### WHAT TO PRODUCE:
How many lines in this material include the string "true"? Answer with the number and nothing further.

### SUPPLIED INFORMATION:
========================================================================
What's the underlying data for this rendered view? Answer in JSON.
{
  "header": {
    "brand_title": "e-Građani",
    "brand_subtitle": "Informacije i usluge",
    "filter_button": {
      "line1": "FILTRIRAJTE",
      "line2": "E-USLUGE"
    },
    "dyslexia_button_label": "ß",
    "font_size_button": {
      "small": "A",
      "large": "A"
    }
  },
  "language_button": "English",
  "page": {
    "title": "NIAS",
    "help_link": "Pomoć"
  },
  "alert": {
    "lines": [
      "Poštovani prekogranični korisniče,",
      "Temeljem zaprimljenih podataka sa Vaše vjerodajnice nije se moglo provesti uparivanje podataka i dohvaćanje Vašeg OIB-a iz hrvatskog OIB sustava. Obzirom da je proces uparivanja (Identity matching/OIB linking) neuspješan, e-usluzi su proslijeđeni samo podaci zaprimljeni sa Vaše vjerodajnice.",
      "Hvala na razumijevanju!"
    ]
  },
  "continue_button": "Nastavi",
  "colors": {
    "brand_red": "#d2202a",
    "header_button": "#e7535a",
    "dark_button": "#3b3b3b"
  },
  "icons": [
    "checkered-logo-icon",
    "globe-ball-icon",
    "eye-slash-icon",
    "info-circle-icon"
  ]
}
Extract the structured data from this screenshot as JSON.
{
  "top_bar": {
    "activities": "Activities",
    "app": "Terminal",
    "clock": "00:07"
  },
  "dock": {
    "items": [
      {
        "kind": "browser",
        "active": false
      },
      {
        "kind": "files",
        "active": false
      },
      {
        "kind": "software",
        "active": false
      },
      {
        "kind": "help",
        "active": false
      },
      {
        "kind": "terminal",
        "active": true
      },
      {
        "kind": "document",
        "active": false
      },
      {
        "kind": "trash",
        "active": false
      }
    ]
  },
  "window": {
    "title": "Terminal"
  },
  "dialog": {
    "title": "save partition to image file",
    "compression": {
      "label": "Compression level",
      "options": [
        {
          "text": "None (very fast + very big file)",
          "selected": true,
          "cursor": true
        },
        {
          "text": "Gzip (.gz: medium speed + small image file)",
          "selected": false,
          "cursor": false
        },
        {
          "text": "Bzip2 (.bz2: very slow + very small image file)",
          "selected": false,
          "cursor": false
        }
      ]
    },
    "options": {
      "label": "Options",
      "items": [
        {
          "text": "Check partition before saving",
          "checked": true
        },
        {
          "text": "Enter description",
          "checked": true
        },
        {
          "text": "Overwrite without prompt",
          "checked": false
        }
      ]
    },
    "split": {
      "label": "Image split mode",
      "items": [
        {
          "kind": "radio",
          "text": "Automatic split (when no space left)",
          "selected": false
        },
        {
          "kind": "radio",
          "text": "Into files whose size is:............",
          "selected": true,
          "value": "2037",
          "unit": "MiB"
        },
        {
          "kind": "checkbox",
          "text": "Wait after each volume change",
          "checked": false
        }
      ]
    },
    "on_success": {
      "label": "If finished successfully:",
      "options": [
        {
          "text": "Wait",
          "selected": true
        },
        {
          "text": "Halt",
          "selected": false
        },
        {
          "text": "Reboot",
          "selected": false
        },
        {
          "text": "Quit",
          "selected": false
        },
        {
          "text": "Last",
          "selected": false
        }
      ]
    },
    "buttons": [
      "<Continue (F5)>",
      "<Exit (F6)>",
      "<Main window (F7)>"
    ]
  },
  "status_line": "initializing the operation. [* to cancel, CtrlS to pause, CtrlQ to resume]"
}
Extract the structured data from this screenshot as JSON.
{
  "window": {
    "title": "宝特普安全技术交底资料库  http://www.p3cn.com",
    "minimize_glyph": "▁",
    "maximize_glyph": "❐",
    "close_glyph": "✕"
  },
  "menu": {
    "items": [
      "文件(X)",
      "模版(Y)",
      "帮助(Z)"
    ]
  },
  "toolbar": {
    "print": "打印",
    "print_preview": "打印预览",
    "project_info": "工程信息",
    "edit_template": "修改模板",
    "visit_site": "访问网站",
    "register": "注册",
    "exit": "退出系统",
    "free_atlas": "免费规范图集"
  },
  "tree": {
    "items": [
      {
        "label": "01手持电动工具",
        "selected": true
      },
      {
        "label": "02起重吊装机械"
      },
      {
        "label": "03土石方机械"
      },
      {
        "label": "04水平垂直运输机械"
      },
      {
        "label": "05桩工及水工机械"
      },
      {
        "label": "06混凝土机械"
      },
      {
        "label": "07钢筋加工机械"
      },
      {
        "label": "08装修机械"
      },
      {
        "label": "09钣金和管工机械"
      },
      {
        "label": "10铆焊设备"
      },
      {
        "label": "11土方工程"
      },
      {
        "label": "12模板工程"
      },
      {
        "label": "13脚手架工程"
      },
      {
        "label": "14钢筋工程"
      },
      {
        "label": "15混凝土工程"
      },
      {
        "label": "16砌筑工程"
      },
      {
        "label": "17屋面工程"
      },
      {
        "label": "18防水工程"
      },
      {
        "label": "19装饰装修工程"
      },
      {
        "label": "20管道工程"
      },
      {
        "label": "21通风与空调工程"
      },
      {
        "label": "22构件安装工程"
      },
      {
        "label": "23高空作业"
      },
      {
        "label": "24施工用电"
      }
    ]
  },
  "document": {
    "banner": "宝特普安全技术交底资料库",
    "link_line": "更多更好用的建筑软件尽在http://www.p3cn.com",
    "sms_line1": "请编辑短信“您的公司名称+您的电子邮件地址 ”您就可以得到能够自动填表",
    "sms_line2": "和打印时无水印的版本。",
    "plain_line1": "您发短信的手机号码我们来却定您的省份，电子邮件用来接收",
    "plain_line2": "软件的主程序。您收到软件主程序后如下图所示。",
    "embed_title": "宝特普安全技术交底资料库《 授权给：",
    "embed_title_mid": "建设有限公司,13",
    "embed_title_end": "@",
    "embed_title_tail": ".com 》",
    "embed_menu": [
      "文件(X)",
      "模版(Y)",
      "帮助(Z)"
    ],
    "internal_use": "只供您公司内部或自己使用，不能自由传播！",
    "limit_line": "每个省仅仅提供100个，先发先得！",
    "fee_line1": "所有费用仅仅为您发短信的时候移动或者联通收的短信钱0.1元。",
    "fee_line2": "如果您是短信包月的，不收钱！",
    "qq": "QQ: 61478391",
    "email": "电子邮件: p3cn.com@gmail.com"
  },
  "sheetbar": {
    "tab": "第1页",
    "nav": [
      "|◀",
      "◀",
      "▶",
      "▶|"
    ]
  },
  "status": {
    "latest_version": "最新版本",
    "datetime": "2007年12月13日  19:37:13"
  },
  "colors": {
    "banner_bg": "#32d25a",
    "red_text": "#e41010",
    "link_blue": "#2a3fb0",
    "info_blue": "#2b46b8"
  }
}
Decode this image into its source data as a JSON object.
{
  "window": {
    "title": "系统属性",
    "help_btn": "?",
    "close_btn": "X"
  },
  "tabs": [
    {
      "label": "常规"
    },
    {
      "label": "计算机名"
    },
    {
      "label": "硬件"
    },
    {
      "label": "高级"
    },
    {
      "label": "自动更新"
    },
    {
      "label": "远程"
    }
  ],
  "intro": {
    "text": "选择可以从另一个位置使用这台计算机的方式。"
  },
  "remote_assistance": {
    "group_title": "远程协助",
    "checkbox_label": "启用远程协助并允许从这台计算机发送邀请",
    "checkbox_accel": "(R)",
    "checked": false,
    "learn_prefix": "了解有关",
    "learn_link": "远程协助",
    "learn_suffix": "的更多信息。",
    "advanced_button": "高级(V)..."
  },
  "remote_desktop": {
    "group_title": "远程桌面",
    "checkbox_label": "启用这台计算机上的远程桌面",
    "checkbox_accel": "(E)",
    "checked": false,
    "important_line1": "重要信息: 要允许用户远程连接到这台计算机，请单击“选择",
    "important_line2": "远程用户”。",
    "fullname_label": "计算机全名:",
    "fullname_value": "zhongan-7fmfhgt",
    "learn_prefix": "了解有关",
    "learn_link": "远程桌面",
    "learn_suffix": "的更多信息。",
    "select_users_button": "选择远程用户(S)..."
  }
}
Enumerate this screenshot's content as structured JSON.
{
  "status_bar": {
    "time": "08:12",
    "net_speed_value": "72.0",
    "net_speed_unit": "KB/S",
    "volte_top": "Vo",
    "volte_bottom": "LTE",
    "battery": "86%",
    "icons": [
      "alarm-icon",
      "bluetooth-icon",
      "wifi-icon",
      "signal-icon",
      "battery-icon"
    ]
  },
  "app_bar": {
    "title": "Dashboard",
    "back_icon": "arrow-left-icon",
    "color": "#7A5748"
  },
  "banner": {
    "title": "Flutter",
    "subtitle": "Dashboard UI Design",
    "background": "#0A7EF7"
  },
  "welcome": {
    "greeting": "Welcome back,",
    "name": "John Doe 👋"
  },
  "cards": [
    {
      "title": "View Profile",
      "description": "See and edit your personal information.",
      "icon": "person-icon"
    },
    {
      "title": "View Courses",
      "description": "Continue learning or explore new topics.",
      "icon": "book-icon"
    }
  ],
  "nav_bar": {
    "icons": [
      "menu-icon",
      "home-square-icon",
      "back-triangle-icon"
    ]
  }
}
========================================================================
### OUTPUT:
8